-- START OF GIVEN RECORDS --
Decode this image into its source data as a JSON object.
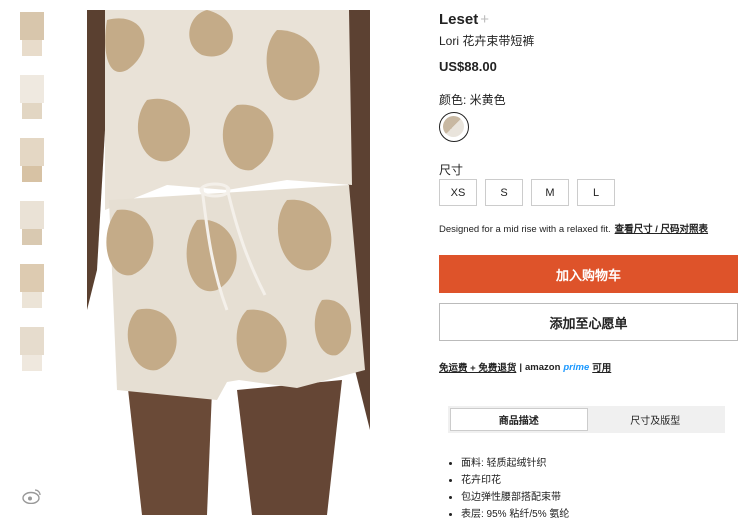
{
  "thumbnails": [
    {
      "label": "thumb-front-top"
    },
    {
      "label": "thumb-front-full"
    },
    {
      "label": "thumb-detail"
    },
    {
      "label": "thumb-side"
    },
    {
      "label": "thumb-fabric"
    },
    {
      "label": "thumb-full-body"
    }
  ],
  "product": {
    "brand": "Leset",
    "brand_plus": "+",
    "name": "Lori 花卉束带短裤",
    "price": "US$88.00",
    "color_label": "颜色: 米黄色",
    "size_label": "尺寸",
    "sizes": [
      "XS",
      "S",
      "M",
      "L"
    ],
    "fit_note": "Designed for a mid rise with a relaxed fit.",
    "size_chart_link": "查看尺寸 / 尺码对照表",
    "add_to_cart": "加入购物车",
    "add_to_wishlist": "添加至心愿单",
    "shipping_link": "免运费 + 免费退货",
    "separator": "|",
    "amazon": "amazon",
    "prime": "prime",
    "available": "可用"
  },
  "tabs": [
    {
      "label": "商品描述",
      "active": true
    },
    {
      "label": "尺寸及版型",
      "active": false
    }
  ],
  "features": [
    "面料: 轻质起绒针织",
    "花卉印花",
    "包边弹性腰部搭配束带",
    "表层: 95% 粘纤/5% 氨纶"
  ],
  "colors": {
    "accent": "#de532a",
    "prime": "#1a98ff",
    "print_tan": "#c8b08e",
    "print_light": "#ece6dc"
  },
  "icons": {
    "wishlist": "heart-icon",
    "social": "weibo-icon"
  }
}
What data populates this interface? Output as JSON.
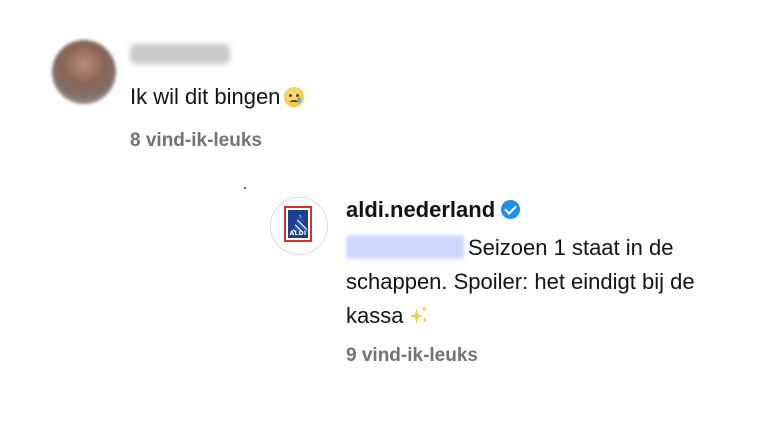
{
  "comments": [
    {
      "text": "Ik wil dit bingen",
      "emoji": "crying-face-emoji",
      "likes": "8 vind-ik-leuks"
    },
    {
      "author": "aldi.nederland",
      "verified": true,
      "text_main": "Seizoen 1 staat in de schappen. Spoiler: het eindigt bij de kassa",
      "emoji": "sparkles-emoji",
      "likes": "9 vind-ik-leuks",
      "logo_text": "ALDI"
    }
  ],
  "colors": {
    "likes_gray": "#737373",
    "verified_blue": "#1f8fe6",
    "aldi_blue": "#1e3f8f",
    "aldi_red": "#d6322c"
  }
}
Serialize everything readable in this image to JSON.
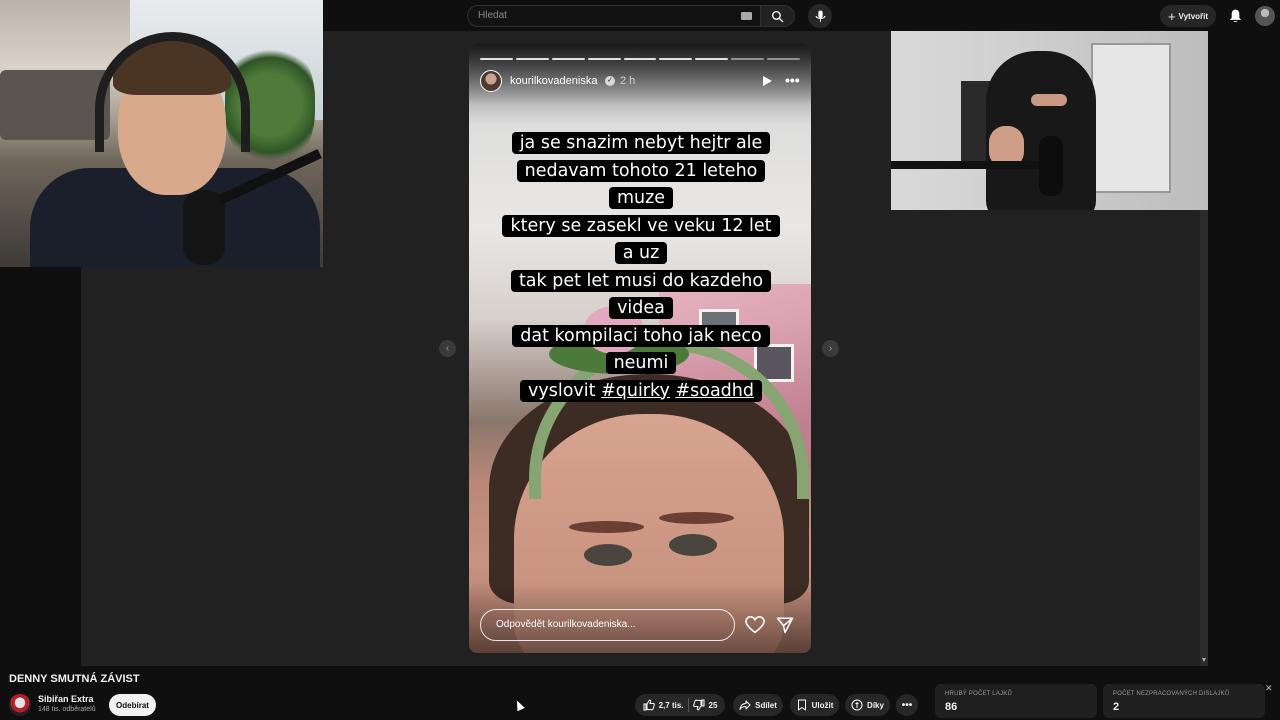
{
  "header": {
    "search_placeholder": "Hledat",
    "create_label": "Vytvořit"
  },
  "story": {
    "username": "kourilkovadeniska",
    "time": "2 h",
    "caption_lines": [
      "ja se snazim nebyt hejtr ale",
      "nedavam tohoto 21 leteho muze",
      "ktery se zasekl ve veku 12 let  a uz",
      "tak pet let musi do kazdeho videa",
      "dat kompilaci toho jak neco neumi",
      "vyslovit"
    ],
    "hashtags": [
      "#quirky",
      "#soadhd"
    ],
    "reply_placeholder": "Odpovědět kourilkovadeniska...",
    "progress_segments": 9,
    "progress_viewed": 7
  },
  "video": {
    "title": "DENNY SMUTNÁ ZÁVIST",
    "channel_name": "Sibiřan Extra",
    "subscribers": "148 tis. odběratelů",
    "subscribe_label": "Odebírat"
  },
  "actions": {
    "likes": "2,7 tis.",
    "dislikes": "25",
    "share": "Sdílet",
    "save": "Uložit",
    "thanks": "Díky"
  },
  "stats": [
    {
      "label": "HRUBÝ POČET LAJKŮ",
      "value": "86"
    },
    {
      "label": "POČET NEZPRACOVANÝCH DISLAJKŮ",
      "value": "2"
    }
  ],
  "colors": {
    "background": "#0f0f0f",
    "stage": "#212121",
    "pill": "#272727",
    "caption_bg": "#000000"
  }
}
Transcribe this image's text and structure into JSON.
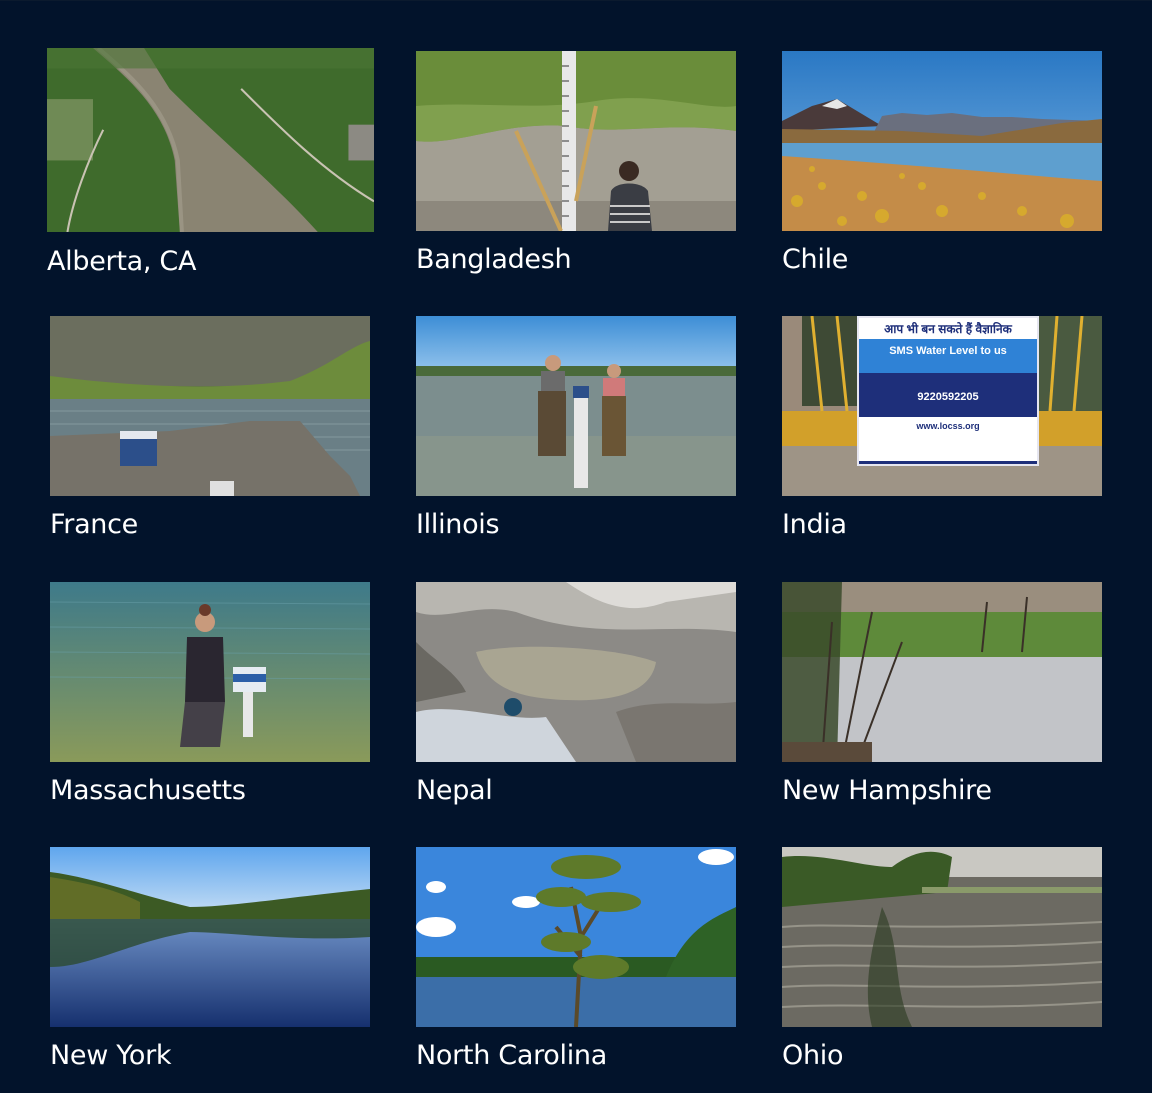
{
  "gallery": {
    "items": [
      {
        "label": "Alberta, CA",
        "image": "aerial river with forested banks and houses"
      },
      {
        "label": "Bangladesh",
        "image": "man beside water gauge in flooded grassy field"
      },
      {
        "label": "Chile",
        "image": "mountain lake in high desert with yellow grass"
      },
      {
        "label": "France",
        "image": "alpine lake with gauge sign on rock"
      },
      {
        "label": "Illinois",
        "image": "two people in waders beside staff gauge in lake"
      },
      {
        "label": "India",
        "image": "SMS Water Level sign at railing"
      },
      {
        "label": "Massachusetts",
        "image": "woman standing in lake beside gauge"
      },
      {
        "label": "Nepal",
        "image": "satellite view of glacial lake"
      },
      {
        "label": "New Hampshire",
        "image": "pond with trees and grass"
      },
      {
        "label": "New York",
        "image": "calm lake reflecting autumn forest"
      },
      {
        "label": "North Carolina",
        "image": "cypress tree over lake"
      },
      {
        "label": "Ohio",
        "image": "rippled water with grassy shore"
      }
    ],
    "india_sign": {
      "hindi_top": "आप भी बन सकते हैं वैज्ञानिक",
      "title": "SMS Water Level to us",
      "number": "9220592205",
      "url": "www.locss.org"
    }
  }
}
-- END OF GIVEN RECORDS --
EXERCISE OBJECTIVE:
Copy all lines from the entries that contain the word "vind".

WRITTEN ANSWER:
      "likes": "8 vind-ik-leuks"
      "likes": "9 vind-ik-leuks",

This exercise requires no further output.